Reproduce the records below exactly as given.
* START Records provided *
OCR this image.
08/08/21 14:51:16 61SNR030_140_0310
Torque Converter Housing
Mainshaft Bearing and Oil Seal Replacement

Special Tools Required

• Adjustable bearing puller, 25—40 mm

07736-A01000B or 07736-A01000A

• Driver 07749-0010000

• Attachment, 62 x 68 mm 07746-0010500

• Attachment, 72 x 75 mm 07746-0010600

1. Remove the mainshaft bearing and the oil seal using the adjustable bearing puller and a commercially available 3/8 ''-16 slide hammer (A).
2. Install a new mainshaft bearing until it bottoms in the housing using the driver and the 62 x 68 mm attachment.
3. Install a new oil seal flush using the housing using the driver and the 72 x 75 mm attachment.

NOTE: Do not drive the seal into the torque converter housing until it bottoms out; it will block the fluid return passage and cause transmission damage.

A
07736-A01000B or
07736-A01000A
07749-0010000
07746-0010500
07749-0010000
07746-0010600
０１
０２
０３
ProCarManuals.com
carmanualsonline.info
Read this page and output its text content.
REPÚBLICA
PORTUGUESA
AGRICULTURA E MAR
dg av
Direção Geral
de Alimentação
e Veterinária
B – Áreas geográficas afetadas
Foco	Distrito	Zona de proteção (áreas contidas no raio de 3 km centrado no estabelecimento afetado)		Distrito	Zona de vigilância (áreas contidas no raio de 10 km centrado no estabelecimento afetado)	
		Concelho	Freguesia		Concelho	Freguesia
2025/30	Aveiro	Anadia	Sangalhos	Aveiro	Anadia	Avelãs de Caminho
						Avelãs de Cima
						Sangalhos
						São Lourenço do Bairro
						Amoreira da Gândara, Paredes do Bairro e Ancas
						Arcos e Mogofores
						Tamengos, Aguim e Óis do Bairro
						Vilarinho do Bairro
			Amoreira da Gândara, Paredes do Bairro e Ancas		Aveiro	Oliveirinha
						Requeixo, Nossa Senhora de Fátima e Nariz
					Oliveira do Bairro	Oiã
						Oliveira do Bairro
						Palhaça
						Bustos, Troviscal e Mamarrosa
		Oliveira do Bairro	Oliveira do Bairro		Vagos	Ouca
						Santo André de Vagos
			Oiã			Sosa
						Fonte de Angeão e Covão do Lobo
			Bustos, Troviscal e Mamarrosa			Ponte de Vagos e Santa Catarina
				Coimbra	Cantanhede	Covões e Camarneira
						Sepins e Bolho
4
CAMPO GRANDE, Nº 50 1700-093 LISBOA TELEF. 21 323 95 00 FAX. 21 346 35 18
* END Records provided *
> The result:
OCR this image.
08/08/21 14:51:16 61SNR030_140_0310
Torque Converter Housing
Mainshaft Bearing and Oil Seal Replacement

Special Tools Required

• Adjustable bearing puller, 25—40 mm

07736-A01000B or 07736-A01000A

• Driver 07749-0010000

• Attachment, 62 x 68 mm 07746-0010500

• Attachment, 72 x 75 mm 07746-0010600

1. Remove the mainshaft bearing and the oil seal using the adjustable bearing puller and a commercially available 3/8 ''-16 slide hammer (A).
2. Install a new mainshaft bearing until it bottoms in the housing using the driver and the 62 x 68 mm attachment.
3. Install a new oil seal flush using the housing using the driver and the 72 x 75 mm attachment.

NOTE: Do not drive the seal into the torque converter housing until it bottoms out; it will block the fluid return passage and cause transmission damage.

A
07736-A01000B or
07736-A01000A
07749-0010000
07746-0010500
07749-0010000
07746-0010600
０１
０２
０３
ProCarManuals.com
carmanualsonline.info
Read this page and output its text content.
REPÚBLICA
PORTUGUESA
AGRICULTURA E MAR
dg av
Direção Geral
de Alimentação
e Veterinária
B – Áreas geográficas afetadas
Foco	Distrito	Zona de proteção (áreas contidas no raio de 3 km centrado no estabelecimento afetado)		Distrito	Zona de vigilância (áreas contidas no raio de 10 km centrado no estabelecimento afetado)	
		Concelho	Freguesia		Concelho	Freguesia
2025/30	Aveiro	Anadia	Sangalhos	Aveiro	Anadia	Avelãs de Caminho
						Avelãs de Cima
						Sangalhos
						São Lourenço do Bairro
						Amoreira da Gândara, Paredes do Bairro e Ancas
						Arcos e Mogofores
						Tamengos, Aguim e Óis do Bairro
						Vilarinho do Bairro
			Amoreira da Gândara, Paredes do Bairro e Ancas		Aveiro	Oliveirinha
						Requeixo, Nossa Senhora de Fátima e Nariz
					Oliveira do Bairro	Oiã
						Oliveira do Bairro
						Palhaça
						Bustos, Troviscal e Mamarrosa
		Oliveira do Bairro	Oliveira do Bairro		Vagos	Ouca
						Santo André de Vagos
			Oiã			Sosa
						Fonte de Angeão e Covão do Lobo
			Bustos, Troviscal e Mamarrosa			Ponte de Vagos e Santa Catarina
				Coimbra	Cantanhede	Covões e Camarneira
						Sepins e Bolho
4
CAMPO GRANDE, Nº 50 1700-093 LISBOA TELEF. 21 323 95 00 FAX. 21 346 35 18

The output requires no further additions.